(Data entries)
──────────

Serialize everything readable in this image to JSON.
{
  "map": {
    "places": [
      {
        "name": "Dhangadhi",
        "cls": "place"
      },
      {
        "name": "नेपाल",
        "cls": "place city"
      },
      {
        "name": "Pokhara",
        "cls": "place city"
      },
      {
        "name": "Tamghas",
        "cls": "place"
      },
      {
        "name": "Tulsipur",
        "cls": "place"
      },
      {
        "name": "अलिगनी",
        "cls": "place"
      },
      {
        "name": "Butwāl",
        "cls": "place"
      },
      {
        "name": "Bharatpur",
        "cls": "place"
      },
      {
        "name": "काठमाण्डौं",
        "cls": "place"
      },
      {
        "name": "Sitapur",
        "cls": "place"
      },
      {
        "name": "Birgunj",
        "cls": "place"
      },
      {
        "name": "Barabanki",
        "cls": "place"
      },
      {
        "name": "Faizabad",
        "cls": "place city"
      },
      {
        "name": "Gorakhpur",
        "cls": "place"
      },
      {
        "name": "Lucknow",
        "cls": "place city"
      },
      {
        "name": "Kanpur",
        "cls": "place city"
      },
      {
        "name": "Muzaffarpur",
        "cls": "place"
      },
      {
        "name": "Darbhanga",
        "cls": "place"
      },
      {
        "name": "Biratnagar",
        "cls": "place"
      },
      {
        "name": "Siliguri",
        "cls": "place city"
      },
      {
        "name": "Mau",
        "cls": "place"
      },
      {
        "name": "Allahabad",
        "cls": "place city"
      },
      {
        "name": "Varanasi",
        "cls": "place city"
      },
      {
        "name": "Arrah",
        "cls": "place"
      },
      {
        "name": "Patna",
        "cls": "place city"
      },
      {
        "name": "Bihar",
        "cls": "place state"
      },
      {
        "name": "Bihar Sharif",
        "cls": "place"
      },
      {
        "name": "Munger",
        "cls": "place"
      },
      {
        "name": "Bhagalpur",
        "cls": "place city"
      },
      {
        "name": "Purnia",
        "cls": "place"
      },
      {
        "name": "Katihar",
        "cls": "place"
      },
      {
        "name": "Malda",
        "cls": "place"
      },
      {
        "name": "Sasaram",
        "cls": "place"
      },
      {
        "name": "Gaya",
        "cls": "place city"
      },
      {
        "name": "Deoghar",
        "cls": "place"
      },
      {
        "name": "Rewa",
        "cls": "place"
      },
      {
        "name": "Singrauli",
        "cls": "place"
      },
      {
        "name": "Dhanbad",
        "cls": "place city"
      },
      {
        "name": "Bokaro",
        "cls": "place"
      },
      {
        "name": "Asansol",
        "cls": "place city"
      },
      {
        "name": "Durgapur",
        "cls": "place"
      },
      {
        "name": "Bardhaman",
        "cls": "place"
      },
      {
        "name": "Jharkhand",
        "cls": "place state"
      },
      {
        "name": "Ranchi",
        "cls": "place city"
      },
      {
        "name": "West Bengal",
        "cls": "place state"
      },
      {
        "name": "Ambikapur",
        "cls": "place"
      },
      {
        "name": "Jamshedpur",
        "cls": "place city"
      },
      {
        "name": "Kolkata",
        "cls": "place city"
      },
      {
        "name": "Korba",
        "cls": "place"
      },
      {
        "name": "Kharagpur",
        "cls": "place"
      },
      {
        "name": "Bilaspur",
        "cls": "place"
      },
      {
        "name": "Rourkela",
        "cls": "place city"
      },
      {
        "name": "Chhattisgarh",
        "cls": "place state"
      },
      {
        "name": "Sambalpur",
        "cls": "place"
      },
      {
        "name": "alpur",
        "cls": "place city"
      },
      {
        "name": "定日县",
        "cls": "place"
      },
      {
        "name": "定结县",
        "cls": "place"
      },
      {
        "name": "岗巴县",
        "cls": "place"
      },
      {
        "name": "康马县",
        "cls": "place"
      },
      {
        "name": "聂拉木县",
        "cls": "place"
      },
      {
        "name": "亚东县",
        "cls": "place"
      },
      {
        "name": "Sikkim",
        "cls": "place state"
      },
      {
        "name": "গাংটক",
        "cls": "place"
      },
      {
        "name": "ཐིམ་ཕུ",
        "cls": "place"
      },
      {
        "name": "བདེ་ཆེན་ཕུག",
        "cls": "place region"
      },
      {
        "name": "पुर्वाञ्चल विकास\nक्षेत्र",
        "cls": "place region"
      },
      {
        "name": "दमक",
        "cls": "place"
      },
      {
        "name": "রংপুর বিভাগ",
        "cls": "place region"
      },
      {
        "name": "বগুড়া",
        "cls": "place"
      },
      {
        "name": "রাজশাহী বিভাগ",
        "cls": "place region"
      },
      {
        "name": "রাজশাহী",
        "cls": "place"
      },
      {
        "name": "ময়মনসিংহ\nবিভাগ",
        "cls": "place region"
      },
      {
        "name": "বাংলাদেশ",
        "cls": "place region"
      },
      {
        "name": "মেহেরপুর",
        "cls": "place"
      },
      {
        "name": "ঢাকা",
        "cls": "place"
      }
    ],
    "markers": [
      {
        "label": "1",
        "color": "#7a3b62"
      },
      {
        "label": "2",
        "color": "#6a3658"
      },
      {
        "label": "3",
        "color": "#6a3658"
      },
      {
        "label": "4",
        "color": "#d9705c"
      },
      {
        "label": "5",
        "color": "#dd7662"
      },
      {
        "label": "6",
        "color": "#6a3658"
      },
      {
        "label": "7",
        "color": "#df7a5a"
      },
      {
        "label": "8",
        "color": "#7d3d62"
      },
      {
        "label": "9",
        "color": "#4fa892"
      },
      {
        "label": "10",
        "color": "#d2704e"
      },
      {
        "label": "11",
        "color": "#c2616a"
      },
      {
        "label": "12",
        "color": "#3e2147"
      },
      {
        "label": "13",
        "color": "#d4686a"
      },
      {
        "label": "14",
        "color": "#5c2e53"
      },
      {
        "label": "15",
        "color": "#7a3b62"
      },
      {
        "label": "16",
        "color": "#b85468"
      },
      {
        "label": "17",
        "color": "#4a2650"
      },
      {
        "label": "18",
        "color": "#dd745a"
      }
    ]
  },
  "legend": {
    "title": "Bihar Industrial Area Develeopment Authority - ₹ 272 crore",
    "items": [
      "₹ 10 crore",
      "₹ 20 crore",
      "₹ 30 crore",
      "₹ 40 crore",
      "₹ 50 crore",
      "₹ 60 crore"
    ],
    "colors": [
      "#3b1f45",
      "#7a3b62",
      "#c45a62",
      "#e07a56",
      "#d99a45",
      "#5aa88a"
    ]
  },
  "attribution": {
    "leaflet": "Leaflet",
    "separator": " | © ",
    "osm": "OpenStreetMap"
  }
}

──────────

== Exercise description ==
Transcribe the data. Leave every line exactly as it is.

== Output for this task ==
Serialize everything readable in this image to JSON.
{
  "map": {
    "places": [
      {
        "name": "Dhangadhi",
        "cls": "place"
      },
      {
        "name": "नेपाल",
        "cls": "place city"
      },
      {
        "name": "Pokhara",
        "cls": "place city"
      },
      {
        "name": "Tamghas",
        "cls": "place"
      },
      {
        "name": "Tulsipur",
        "cls": "place"
      },
      {
        "name": "अलिगनी",
        "cls": "place"
      },
      {
        "name": "Butwāl",
        "cls": "place"
      },
      {
        "name": "Bharatpur",
        "cls": "place"
      },
      {
        "name": "काठमाण्डौं",
        "cls": "place"
      },
      {
        "name": "Sitapur",
        "cls": "place"
      },
      {
        "name": "Birgunj",
        "cls": "place"
      },
      {
        "name": "Barabanki",
        "cls": "place"
      },
      {
        "name": "Faizabad",
        "cls": "place city"
      },
      {
        "name": "Gorakhpur",
        "cls": "place"
      },
      {
        "name": "Lucknow",
        "cls": "place city"
      },
      {
        "name": "Kanpur",
        "cls": "place city"
      },
      {
        "name": "Muzaffarpur",
        "cls": "place"
      },
      {
        "name": "Darbhanga",
        "cls": "place"
      },
      {
        "name": "Biratnagar",
        "cls": "place"
      },
      {
        "name": "Siliguri",
        "cls": "place city"
      },
      {
        "name": "Mau",
        "cls": "place"
      },
      {
        "name": "Allahabad",
        "cls": "place city"
      },
      {
        "name": "Varanasi",
        "cls": "place city"
      },
      {
        "name": "Arrah",
        "cls": "place"
      },
      {
        "name": "Patna",
        "cls": "place city"
      },
      {
        "name": "Bihar",
        "cls": "place state"
      },
      {
        "name": "Bihar Sharif",
        "cls": "place"
      },
      {
        "name": "Munger",
        "cls": "place"
      },
      {
        "name": "Bhagalpur",
        "cls": "place city"
      },
      {
        "name": "Purnia",
        "cls": "place"
      },
      {
        "name": "Katihar",
        "cls": "place"
      },
      {
        "name": "Malda",
        "cls": "place"
      },
      {
        "name": "Sasaram",
        "cls": "place"
      },
      {
        "name": "Gaya",
        "cls": "place city"
      },
      {
        "name": "Deoghar",
        "cls": "place"
      },
      {
        "name": "Rewa",
        "cls": "place"
      },
      {
        "name": "Singrauli",
        "cls": "place"
      },
      {
        "name": "Dhanbad",
        "cls": "place city"
      },
      {
        "name": "Bokaro",
        "cls": "place"
      },
      {
        "name": "Asansol",
        "cls": "place city"
      },
      {
        "name": "Durgapur",
        "cls": "place"
      },
      {
        "name": "Bardhaman",
        "cls": "place"
      },
      {
        "name": "Jharkhand",
        "cls": "place state"
      },
      {
        "name": "Ranchi",
        "cls": "place city"
      },
      {
        "name": "West Bengal",
        "cls": "place state"
      },
      {
        "name": "Ambikapur",
        "cls": "place"
      },
      {
        "name": "Jamshedpur",
        "cls": "place city"
      },
      {
        "name": "Kolkata",
        "cls": "place city"
      },
      {
        "name": "Korba",
        "cls": "place"
      },
      {
        "name": "Kharagpur",
        "cls": "place"
      },
      {
        "name": "Bilaspur",
        "cls": "place"
      },
      {
        "name": "Rourkela",
        "cls": "place city"
      },
      {
        "name": "Chhattisgarh",
        "cls": "place state"
      },
      {
        "name": "Sambalpur",
        "cls": "place"
      },
      {
        "name": "alpur",
        "cls": "place city"
      },
      {
        "name": "定日县",
        "cls": "place"
      },
      {
        "name": "定结县",
        "cls": "place"
      },
      {
        "name": "岗巴县",
        "cls": "place"
      },
      {
        "name": "康马县",
        "cls": "place"
      },
      {
        "name": "聂拉木县",
        "cls": "place"
      },
      {
        "name": "亚东县",
        "cls": "place"
      },
      {
        "name": "Sikkim",
        "cls": "place state"
      },
      {
        "name": "গাংটক",
        "cls": "place"
      },
      {
        "name": "ཐིམ་ཕུ",
        "cls": "place"
      },
      {
        "name": "བདེ་ཆེན་ཕུག",
        "cls": "place region"
      },
      {
        "name": "पुर्वाञ्चल विकास\nक्षेत्र",
        "cls": "place region"
      },
      {
        "name": "दमक",
        "cls": "place"
      },
      {
        "name": "রংপুর বিভাগ",
        "cls": "place region"
      },
      {
        "name": "বগুড়া",
        "cls": "place"
      },
      {
        "name": "রাজশাহী বিভাগ",
        "cls": "place region"
      },
      {
        "name": "রাজশাহী",
        "cls": "place"
      },
      {
        "name": "ময়মনসিংহ\nবিভাগ",
        "cls": "place region"
      },
      {
        "name": "বাংলাদেশ",
        "cls": "place region"
      },
      {
        "name": "মেহেরপুর",
        "cls": "place"
      },
      {
        "name": "ঢাকা",
        "cls": "place"
      }
    ],
    "markers": [
      {
        "label": "1",
        "color": "#7a3b62"
      },
      {
        "label": "2",
        "color": "#6a3658"
      },
      {
        "label": "3",
        "color": "#6a3658"
      },
      {
        "label": "4",
        "color": "#d9705c"
      },
      {
        "label": "5",
        "color": "#dd7662"
      },
      {
        "label": "6",
        "color": "#6a3658"
      },
      {
        "label": "7",
        "color": "#df7a5a"
      },
      {
        "label": "8",
        "color": "#7d3d62"
      },
      {
        "label": "9",
        "color": "#4fa892"
      },
      {
        "label": "10",
        "color": "#d2704e"
      },
      {
        "label": "11",
        "color": "#c2616a"
      },
      {
        "label": "12",
        "color": "#3e2147"
      },
      {
        "label": "13",
        "color": "#d4686a"
      },
      {
        "label": "14",
        "color": "#5c2e53"
      },
      {
        "label": "15",
        "color": "#7a3b62"
      },
      {
        "label": "16",
        "color": "#b85468"
      },
      {
        "label": "17",
        "color": "#4a2650"
      },
      {
        "label": "18",
        "color": "#dd745a"
      }
    ]
  },
  "legend": {
    "title": "Bihar Industrial Area Develeopment Authority - ₹ 272 crore",
    "items": [
      "₹ 10 crore",
      "₹ 20 crore",
      "₹ 30 crore",
      "₹ 40 crore",
      "₹ 50 crore",
      "₹ 60 crore"
    ],
    "colors": [
      "#3b1f45",
      "#7a3b62",
      "#c45a62",
      "#e07a56",
      "#d99a45",
      "#5aa88a"
    ]
  },
  "attribution": {
    "leaflet": "Leaflet",
    "separator": " | © ",
    "osm": "OpenStreetMap"
  }
}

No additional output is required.